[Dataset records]
[start]
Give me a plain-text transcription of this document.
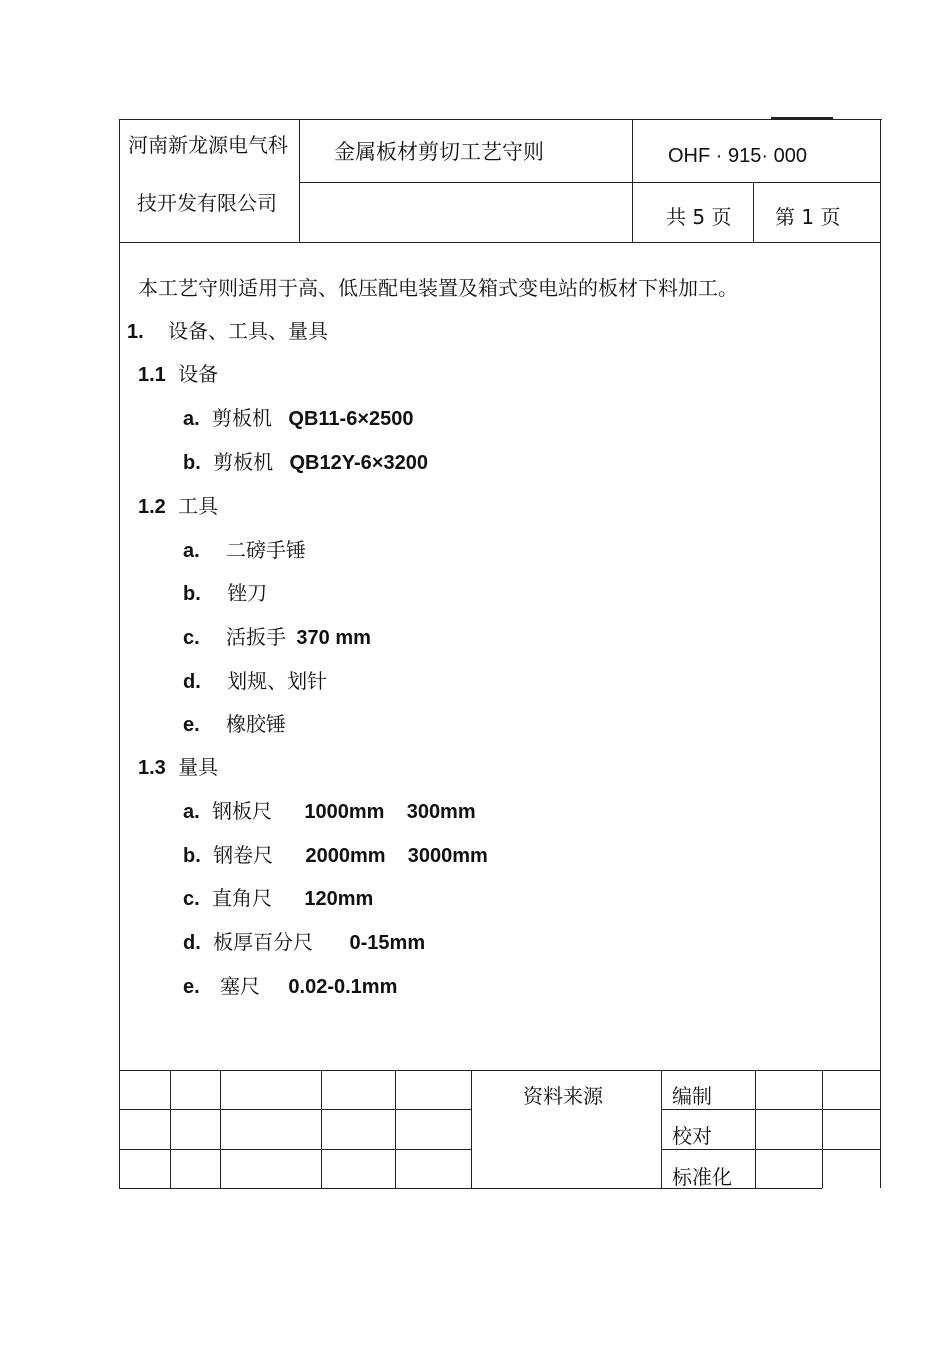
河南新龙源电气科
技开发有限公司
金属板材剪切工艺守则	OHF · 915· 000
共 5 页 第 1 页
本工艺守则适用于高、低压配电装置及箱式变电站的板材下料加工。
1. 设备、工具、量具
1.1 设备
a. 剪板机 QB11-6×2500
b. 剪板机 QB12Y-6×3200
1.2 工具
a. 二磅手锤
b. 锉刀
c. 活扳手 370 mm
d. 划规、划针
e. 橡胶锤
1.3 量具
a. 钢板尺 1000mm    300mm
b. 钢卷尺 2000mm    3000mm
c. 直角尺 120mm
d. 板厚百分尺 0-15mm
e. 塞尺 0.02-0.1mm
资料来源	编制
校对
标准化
[end]
[start]
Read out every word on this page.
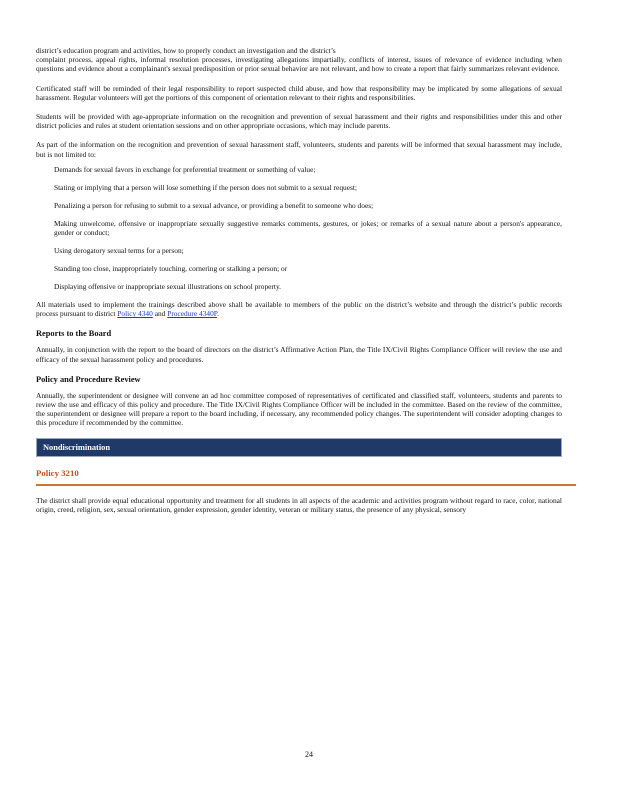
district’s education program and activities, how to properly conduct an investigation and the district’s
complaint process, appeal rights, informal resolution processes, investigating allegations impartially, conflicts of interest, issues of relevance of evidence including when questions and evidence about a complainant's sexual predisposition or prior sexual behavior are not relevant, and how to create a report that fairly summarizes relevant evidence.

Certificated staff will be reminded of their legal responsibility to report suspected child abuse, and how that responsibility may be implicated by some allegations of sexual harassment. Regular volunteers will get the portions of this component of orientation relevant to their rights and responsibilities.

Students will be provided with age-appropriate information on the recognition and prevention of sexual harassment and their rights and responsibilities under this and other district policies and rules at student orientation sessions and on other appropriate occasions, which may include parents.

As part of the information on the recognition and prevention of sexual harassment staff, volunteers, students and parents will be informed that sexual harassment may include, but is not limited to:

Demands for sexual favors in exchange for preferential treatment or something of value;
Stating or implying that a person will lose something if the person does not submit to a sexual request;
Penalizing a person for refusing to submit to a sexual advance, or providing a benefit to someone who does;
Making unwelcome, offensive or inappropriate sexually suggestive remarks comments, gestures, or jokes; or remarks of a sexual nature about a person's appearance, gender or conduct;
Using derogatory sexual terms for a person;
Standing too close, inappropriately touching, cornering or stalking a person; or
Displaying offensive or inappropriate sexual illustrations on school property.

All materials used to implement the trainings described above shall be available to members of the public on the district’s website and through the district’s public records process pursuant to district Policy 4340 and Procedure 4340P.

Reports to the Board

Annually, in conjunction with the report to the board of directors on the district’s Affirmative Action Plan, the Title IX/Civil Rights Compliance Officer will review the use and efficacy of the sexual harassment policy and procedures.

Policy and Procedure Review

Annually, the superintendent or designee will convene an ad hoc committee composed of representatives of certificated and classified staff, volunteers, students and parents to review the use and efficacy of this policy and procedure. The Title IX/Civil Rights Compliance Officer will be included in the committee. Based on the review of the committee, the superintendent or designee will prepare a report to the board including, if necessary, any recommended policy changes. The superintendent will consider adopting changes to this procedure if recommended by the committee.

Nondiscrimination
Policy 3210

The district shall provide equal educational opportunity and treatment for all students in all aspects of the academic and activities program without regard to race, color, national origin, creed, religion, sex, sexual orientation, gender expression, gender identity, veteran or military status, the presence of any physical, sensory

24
[end]
* **Given exercise**: Lines from the records above that hold "their" are the ones to list.

* **Answer to this task**:
Certificated staff will be reminded of their legal responsibility to report suspected child abuse, and how that responsibility may be implicated by some allegations of sexual harassment. Regular volunteers will get the portions of this component of orientation relevant to their rights and responsibilities.
Students will be provided with age-appropriate information on the recognition and prevention of sexual harassment and their rights and responsibilities under this and other district policies and rules at student orientation sessions and on other appropriate occasions, which may include parents.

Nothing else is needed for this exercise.